__Goal__: Provide only the number of lines where "лица" occurs.

__Raw data__:
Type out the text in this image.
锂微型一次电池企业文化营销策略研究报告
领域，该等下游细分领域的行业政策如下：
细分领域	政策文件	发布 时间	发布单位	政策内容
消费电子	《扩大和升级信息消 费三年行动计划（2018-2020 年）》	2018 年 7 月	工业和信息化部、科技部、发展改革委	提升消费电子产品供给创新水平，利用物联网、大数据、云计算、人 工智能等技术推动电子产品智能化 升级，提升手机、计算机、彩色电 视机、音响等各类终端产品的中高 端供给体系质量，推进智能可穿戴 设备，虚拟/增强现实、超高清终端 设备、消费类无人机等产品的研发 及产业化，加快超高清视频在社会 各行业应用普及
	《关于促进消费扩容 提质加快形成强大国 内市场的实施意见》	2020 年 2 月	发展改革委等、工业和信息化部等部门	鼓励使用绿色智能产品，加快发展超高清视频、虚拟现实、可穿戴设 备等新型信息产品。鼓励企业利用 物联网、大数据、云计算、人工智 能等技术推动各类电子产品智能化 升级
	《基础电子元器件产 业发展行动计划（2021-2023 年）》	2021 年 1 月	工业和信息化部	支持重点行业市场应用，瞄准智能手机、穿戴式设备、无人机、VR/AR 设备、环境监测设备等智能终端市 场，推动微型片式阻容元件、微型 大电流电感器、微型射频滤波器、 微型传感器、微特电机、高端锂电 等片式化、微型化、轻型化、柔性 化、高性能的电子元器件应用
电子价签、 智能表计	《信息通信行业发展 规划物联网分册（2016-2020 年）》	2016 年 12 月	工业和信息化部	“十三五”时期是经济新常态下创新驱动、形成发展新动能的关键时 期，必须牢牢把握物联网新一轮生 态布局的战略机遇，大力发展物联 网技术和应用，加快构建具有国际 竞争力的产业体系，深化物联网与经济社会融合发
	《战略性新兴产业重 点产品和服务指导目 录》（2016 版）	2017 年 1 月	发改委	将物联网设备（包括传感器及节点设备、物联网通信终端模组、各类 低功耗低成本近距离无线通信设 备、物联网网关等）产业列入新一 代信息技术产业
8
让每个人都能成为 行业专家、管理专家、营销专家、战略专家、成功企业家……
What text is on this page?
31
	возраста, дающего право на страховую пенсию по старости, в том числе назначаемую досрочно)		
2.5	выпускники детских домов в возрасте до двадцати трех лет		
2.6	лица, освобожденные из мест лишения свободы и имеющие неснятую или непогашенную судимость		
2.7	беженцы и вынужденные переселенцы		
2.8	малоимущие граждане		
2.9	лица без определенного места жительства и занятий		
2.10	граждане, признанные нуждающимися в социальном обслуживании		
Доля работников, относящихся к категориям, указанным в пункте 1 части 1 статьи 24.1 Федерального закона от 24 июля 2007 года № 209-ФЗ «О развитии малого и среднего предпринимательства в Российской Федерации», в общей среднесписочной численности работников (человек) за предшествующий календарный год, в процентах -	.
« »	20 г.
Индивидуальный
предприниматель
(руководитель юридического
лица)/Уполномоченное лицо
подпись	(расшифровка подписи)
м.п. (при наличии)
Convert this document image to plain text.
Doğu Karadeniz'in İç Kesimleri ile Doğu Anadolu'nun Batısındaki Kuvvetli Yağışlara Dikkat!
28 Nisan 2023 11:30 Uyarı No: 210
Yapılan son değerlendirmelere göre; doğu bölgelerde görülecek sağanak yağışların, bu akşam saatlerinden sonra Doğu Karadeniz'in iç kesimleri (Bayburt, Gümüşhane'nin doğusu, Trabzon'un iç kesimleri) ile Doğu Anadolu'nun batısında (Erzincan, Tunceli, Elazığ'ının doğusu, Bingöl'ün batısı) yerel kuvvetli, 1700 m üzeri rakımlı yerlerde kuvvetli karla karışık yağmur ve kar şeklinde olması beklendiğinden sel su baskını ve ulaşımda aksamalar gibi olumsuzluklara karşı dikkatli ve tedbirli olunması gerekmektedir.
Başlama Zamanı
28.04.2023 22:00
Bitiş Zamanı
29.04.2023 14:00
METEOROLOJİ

__Result__: 3